__Some records__
▶
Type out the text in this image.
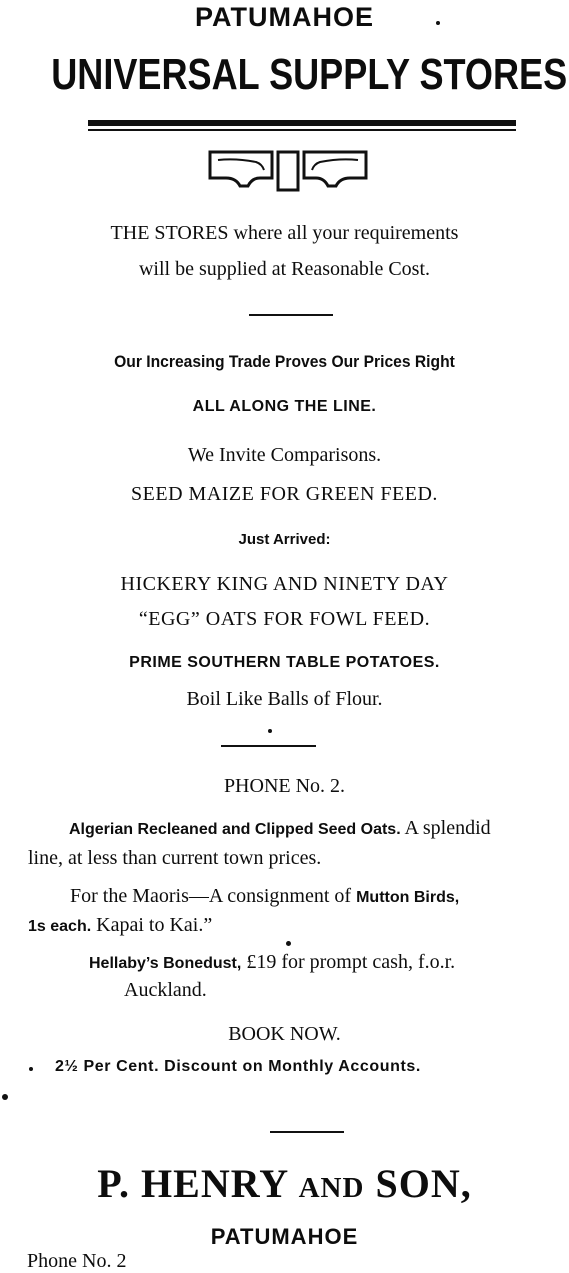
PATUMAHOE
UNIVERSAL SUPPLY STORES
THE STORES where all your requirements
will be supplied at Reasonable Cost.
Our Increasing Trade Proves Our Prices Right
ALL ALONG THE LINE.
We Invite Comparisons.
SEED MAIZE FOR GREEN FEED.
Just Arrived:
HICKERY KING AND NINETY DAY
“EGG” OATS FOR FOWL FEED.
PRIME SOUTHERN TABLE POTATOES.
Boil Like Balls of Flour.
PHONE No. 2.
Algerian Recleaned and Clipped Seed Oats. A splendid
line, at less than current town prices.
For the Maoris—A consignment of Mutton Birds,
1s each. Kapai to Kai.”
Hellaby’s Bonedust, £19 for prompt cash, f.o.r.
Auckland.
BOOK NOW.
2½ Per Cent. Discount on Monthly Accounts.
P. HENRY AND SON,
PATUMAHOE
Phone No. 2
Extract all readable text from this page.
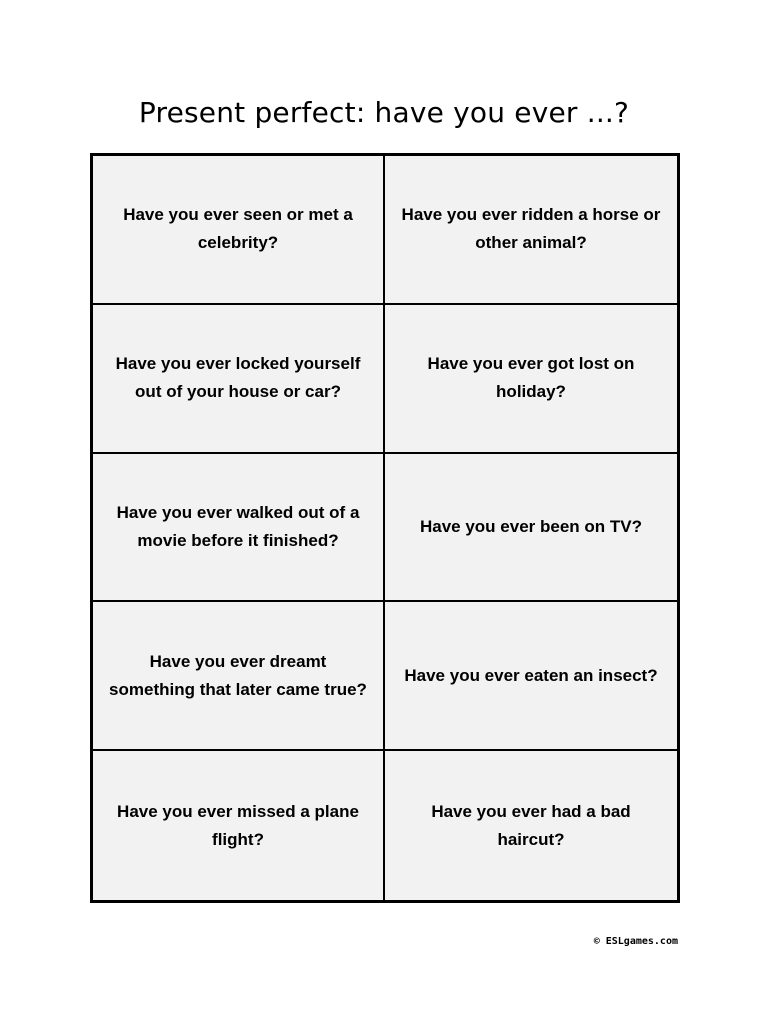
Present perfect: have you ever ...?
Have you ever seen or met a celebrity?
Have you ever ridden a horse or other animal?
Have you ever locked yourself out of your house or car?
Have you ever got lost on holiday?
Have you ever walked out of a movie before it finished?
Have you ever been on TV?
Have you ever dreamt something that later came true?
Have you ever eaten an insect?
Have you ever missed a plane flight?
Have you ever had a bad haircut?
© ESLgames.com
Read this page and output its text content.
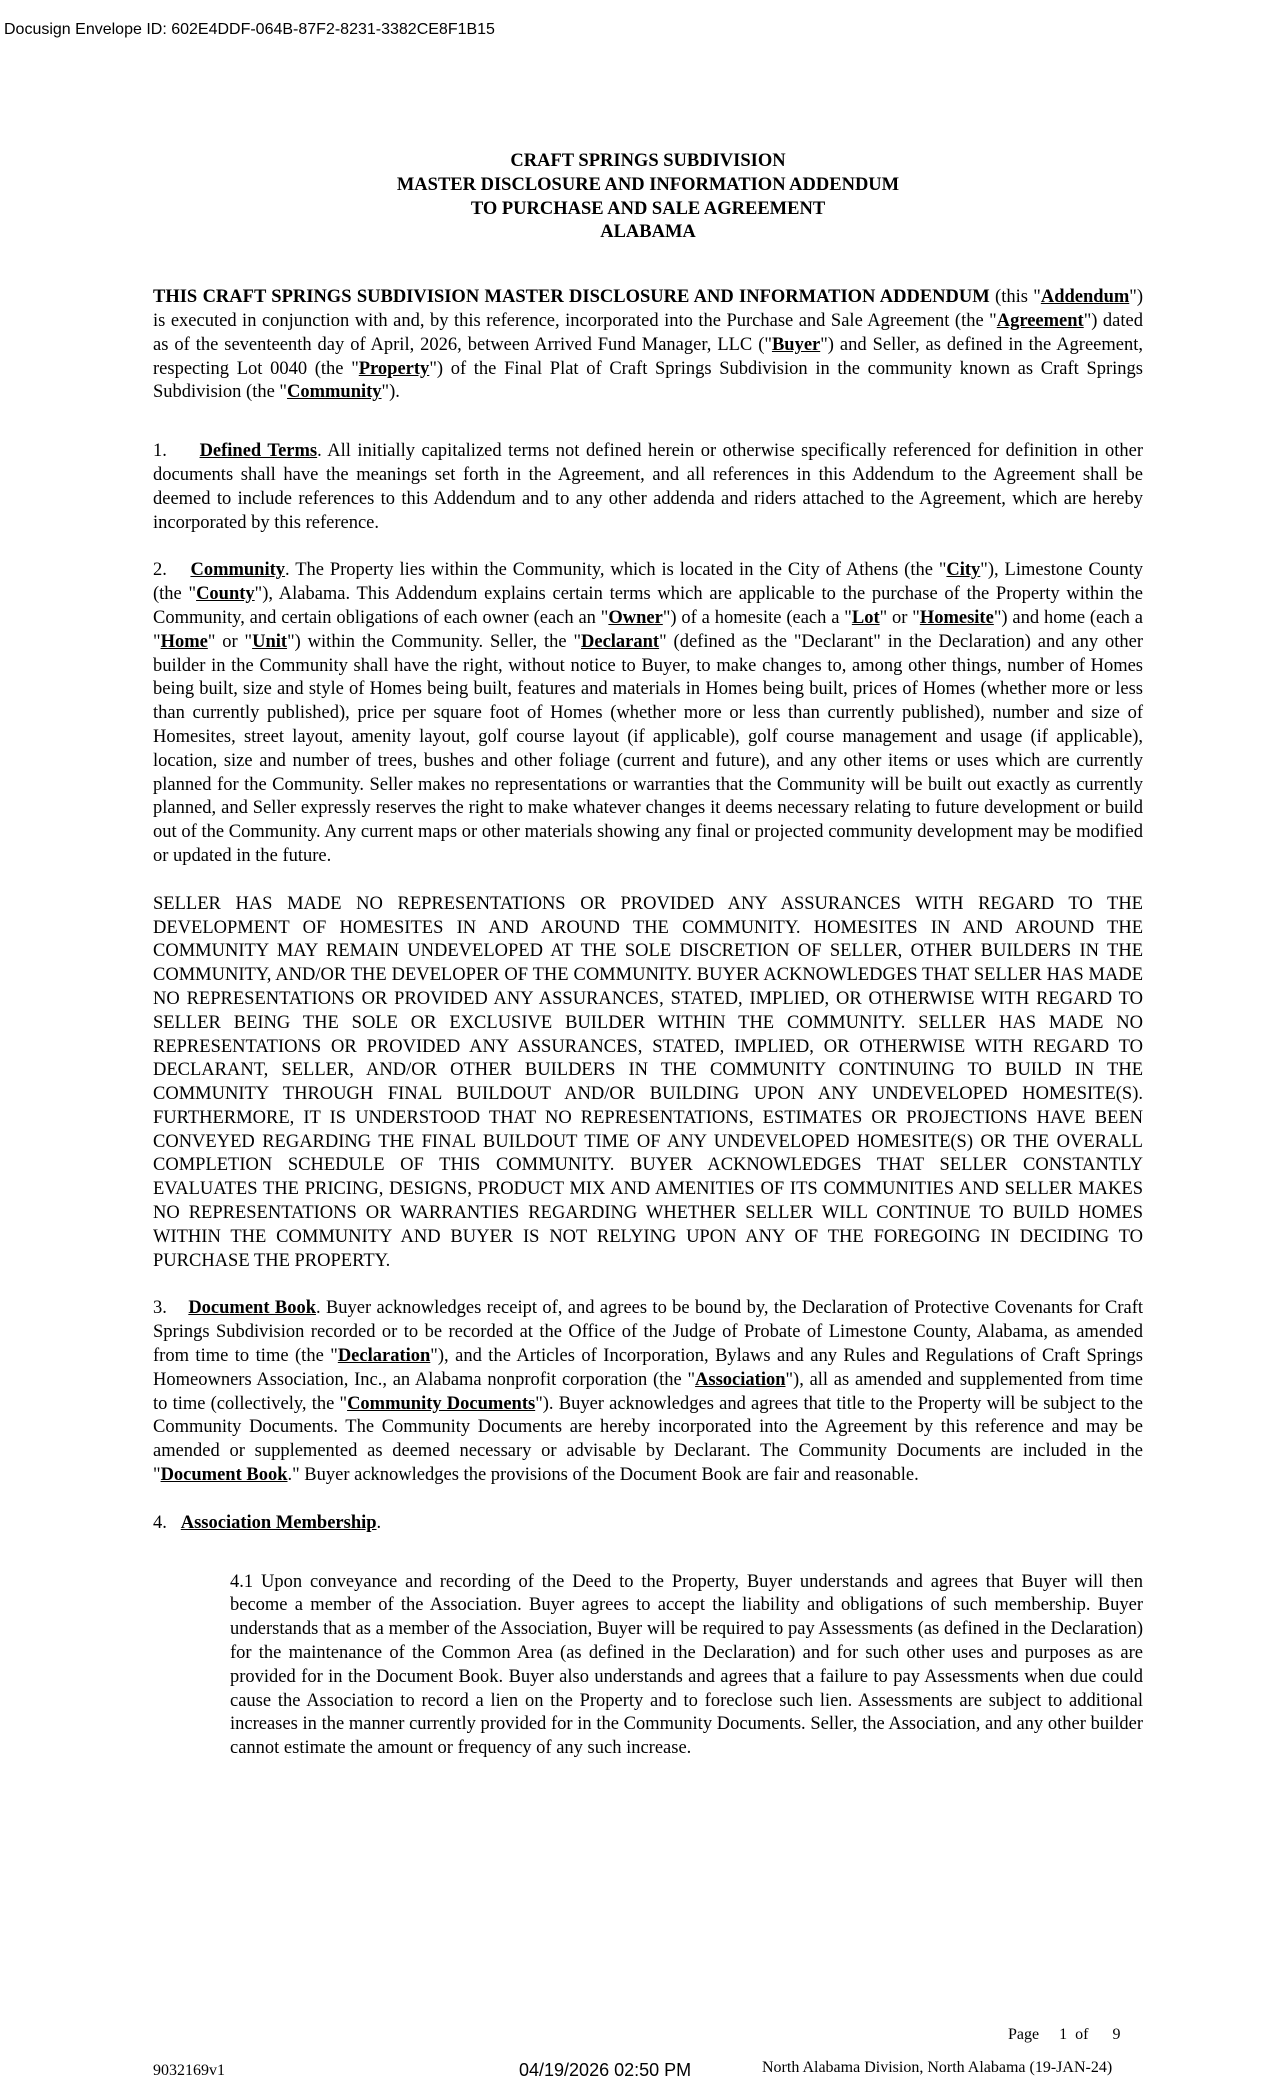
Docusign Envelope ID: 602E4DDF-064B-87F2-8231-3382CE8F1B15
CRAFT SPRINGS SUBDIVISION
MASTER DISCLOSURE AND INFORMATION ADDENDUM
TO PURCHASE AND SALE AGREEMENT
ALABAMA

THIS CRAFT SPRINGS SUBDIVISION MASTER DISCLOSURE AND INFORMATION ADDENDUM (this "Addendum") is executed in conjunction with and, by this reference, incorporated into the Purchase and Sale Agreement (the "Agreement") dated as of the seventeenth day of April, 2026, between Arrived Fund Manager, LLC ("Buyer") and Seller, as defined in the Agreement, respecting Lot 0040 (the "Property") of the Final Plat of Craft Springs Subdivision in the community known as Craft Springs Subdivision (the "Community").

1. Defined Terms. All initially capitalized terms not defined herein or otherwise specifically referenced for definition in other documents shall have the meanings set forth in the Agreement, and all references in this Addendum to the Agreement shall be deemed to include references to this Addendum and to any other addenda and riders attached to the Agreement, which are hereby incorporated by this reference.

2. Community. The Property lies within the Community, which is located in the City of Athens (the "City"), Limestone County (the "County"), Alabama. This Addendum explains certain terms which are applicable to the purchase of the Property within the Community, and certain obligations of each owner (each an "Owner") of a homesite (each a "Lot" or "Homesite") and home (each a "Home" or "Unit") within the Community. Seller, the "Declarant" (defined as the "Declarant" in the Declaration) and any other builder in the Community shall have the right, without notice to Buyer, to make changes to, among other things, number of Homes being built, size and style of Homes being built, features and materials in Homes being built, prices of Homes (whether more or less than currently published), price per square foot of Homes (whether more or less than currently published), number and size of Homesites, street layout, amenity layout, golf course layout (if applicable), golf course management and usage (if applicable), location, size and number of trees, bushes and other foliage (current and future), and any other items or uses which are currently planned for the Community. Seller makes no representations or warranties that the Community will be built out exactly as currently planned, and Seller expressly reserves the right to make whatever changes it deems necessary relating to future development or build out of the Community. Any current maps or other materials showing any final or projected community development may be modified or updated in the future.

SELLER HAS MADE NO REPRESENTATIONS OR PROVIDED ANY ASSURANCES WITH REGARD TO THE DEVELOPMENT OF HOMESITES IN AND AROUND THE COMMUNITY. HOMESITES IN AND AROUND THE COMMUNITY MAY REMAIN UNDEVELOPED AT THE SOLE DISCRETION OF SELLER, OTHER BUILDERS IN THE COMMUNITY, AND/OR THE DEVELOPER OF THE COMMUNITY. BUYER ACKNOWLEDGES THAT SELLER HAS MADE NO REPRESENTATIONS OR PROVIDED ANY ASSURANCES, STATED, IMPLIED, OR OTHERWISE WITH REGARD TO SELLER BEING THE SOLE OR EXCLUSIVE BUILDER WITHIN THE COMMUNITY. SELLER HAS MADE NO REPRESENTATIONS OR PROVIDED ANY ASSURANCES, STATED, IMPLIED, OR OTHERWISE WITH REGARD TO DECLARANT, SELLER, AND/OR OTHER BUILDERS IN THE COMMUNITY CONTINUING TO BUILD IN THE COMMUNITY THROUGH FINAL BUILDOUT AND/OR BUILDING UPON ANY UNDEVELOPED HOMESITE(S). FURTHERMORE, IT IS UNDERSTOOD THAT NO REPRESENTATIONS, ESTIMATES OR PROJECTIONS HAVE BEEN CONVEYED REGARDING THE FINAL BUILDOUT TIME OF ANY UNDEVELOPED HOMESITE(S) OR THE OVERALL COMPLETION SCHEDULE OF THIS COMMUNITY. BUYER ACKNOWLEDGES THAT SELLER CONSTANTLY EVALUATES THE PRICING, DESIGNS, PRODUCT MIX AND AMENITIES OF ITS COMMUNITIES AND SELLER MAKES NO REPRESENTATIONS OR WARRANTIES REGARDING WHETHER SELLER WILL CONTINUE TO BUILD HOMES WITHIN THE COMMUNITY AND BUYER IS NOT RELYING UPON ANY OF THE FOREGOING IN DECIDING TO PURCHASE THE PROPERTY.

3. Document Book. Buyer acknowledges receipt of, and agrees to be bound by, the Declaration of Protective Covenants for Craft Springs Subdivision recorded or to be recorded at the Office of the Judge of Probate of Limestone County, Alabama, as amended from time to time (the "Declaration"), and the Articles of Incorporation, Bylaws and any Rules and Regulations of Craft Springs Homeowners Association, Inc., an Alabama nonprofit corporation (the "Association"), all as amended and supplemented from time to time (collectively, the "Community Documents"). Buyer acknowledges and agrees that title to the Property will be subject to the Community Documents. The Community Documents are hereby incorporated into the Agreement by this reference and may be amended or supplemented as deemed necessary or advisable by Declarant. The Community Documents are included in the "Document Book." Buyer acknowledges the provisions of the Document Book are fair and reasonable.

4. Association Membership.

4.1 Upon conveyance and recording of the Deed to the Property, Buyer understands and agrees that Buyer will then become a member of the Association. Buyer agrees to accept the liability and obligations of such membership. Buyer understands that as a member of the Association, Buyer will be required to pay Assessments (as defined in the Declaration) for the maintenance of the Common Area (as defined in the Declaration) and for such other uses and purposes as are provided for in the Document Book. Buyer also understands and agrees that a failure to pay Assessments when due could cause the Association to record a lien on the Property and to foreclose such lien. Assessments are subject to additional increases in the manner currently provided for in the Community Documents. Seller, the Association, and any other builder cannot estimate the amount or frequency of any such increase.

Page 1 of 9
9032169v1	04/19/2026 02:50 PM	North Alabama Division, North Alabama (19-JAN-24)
◀
__Your objective__
Excluding the pictures, restate the records above word for word.

__Solution for this exercise__
Type out the text in this image.
PATUMAHOE
UNIVERSAL SUPPLY STORES
THE STORES where all your requirements
will be supplied at Reasonable Cost.
Our Increasing Trade Proves Our Prices Right
ALL ALONG THE LINE.
We Invite Comparisons.
SEED MAIZE FOR GREEN FEED.
Just Arrived:
HICKERY KING AND NINETY DAY
“EGG” OATS FOR FOWL FEED.
PRIME SOUTHERN TABLE POTATOES.
Boil Like Balls of Flour.
PHONE No. 2.
Algerian Recleaned and Clipped Seed Oats. A splendid
line, at less than current town prices.
For the Maoris—A consignment of Mutton Birds,
1s each. Kapai to Kai.”
Hellaby’s Bonedust, £19 for prompt cash, f.o.r.
Auckland.
BOOK NOW.
2½ Per Cent. Discount on Monthly Accounts.
P. HENRY AND SON,
PATUMAHOE
Phone No. 2
Extract all readable text from this page.
Present perfect: have you ever ...?
Have you ever seen or met a celebrity?
Have you ever ridden a horse or other animal?
Have you ever locked yourself out of your house or car?
Have you ever got lost on holiday?
Have you ever walked out of a movie before it finished?
Have you ever been on TV?
Have you ever dreamt something that later came true?
Have you ever eaten an insect?
Have you ever missed a plane flight?
Have you ever had a bad haircut?
© ESLgames.com
Read this page and output its text content.
Docusign Envelope ID: 602E4DDF-064B-87F2-8231-3382CE8F1B15
CRAFT SPRINGS SUBDIVISION
MASTER DISCLOSURE AND INFORMATION ADDENDUM
TO PURCHASE AND SALE AGREEMENT
ALABAMA

THIS CRAFT SPRINGS SUBDIVISION MASTER DISCLOSURE AND INFORMATION ADDENDUM (this "Addendum") is executed in conjunction with and, by this reference, incorporated into the Purchase and Sale Agreement (the "Agreement") dated as of the seventeenth day of April, 2026, between Arrived Fund Manager, LLC ("Buyer") and Seller, as defined in the Agreement, respecting Lot 0040 (the "Property") of the Final Plat of Craft Springs Subdivision in the community known as Craft Springs Subdivision (the "Community").

1. Defined Terms. All initially capitalized terms not defined herein or otherwise specifically referenced for definition in other documents shall have the meanings set forth in the Agreement, and all references in this Addendum to the Agreement shall be deemed to include references to this Addendum and to any other addenda and riders attached to the Agreement, which are hereby incorporated by this reference.

2. Community. The Property lies within the Community, which is located in the City of Athens (the "City"), Limestone County (the "County"), Alabama. This Addendum explains certain terms which are applicable to the purchase of the Property within the Community, and certain obligations of each owner (each an "Owner") of a homesite (each a "Lot" or "Homesite") and home (each a "Home" or "Unit") within the Community. Seller, the "Declarant" (defined as the "Declarant" in the Declaration) and any other builder in the Community shall have the right, without notice to Buyer, to make changes to, among other things, number of Homes being built, size and style of Homes being built, features and materials in Homes being built, prices of Homes (whether more or less than currently published), price per square foot of Homes (whether more or less than currently published), number and size of Homesites, street layout, amenity layout, golf course layout (if applicable), golf course management and usage (if applicable), location, size and number of trees, bushes and other foliage (current and future), and any other items or uses which are currently planned for the Community. Seller makes no representations or warranties that the Community will be built out exactly as currently planned, and Seller expressly reserves the right to make whatever changes it deems necessary relating to future development or build out of the Community. Any current maps or other materials showing any final or projected community development may be modified or updated in the future.

SELLER HAS MADE NO REPRESENTATIONS OR PROVIDED ANY ASSURANCES WITH REGARD TO THE DEVELOPMENT OF HOMESITES IN AND AROUND THE COMMUNITY. HOMESITES IN AND AROUND THE COMMUNITY MAY REMAIN UNDEVELOPED AT THE SOLE DISCRETION OF SELLER, OTHER BUILDERS IN THE COMMUNITY, AND/OR THE DEVELOPER OF THE COMMUNITY. BUYER ACKNOWLEDGES THAT SELLER HAS MADE NO REPRESENTATIONS OR PROVIDED ANY ASSURANCES, STATED, IMPLIED, OR OTHERWISE WITH REGARD TO SELLER BEING THE SOLE OR EXCLUSIVE BUILDER WITHIN THE COMMUNITY. SELLER HAS MADE NO REPRESENTATIONS OR PROVIDED ANY ASSURANCES, STATED, IMPLIED, OR OTHERWISE WITH REGARD TO DECLARANT, SELLER, AND/OR OTHER BUILDERS IN THE COMMUNITY CONTINUING TO BUILD IN THE COMMUNITY THROUGH FINAL BUILDOUT AND/OR BUILDING UPON ANY UNDEVELOPED HOMESITE(S). FURTHERMORE, IT IS UNDERSTOOD THAT NO REPRESENTATIONS, ESTIMATES OR PROJECTIONS HAVE BEEN CONVEYED REGARDING THE FINAL BUILDOUT TIME OF ANY UNDEVELOPED HOMESITE(S) OR THE OVERALL COMPLETION SCHEDULE OF THIS COMMUNITY. BUYER ACKNOWLEDGES THAT SELLER CONSTANTLY EVALUATES THE PRICING, DESIGNS, PRODUCT MIX AND AMENITIES OF ITS COMMUNITIES AND SELLER MAKES NO REPRESENTATIONS OR WARRANTIES REGARDING WHETHER SELLER WILL CONTINUE TO BUILD HOMES WITHIN THE COMMUNITY AND BUYER IS NOT RELYING UPON ANY OF THE FOREGOING IN DECIDING TO PURCHASE THE PROPERTY.

3. Document Book. Buyer acknowledges receipt of, and agrees to be bound by, the Declaration of Protective Covenants for Craft Springs Subdivision recorded or to be recorded at the Office of the Judge of Probate of Limestone County, Alabama, as amended from time to time (the "Declaration"), and the Articles of Incorporation, Bylaws and any Rules and Regulations of Craft Springs Homeowners Association, Inc., an Alabama nonprofit corporation (the "Association"), all as amended and supplemented from time to time (collectively, the "Community Documents"). Buyer acknowledges and agrees that title to the Property will be subject to the Community Documents. The Community Documents are hereby incorporated into the Agreement by this reference and may be amended or supplemented as deemed necessary or advisable by Declarant. The Community Documents are included in the "Document Book." Buyer acknowledges the provisions of the Document Book are fair and reasonable.

4. Association Membership.

4.1 Upon conveyance and recording of the Deed to the Property, Buyer understands and agrees that Buyer will then become a member of the Association. Buyer agrees to accept the liability and obligations of such membership. Buyer understands that as a member of the Association, Buyer will be required to pay Assessments (as defined in the Declaration) for the maintenance of the Common Area (as defined in the Declaration) and for such other uses and purposes as are provided for in the Document Book. Buyer also understands and agrees that a failure to pay Assessments when due could cause the Association to record a lien on the Property and to foreclose such lien. Assessments are subject to additional increases in the manner currently provided for in the Community Documents. Seller, the Association, and any other builder cannot estimate the amount or frequency of any such increase.

Page 1 of 9
9032169v1	04/19/2026 02:50 PM	North Alabama Division, North Alabama (19-JAN-24)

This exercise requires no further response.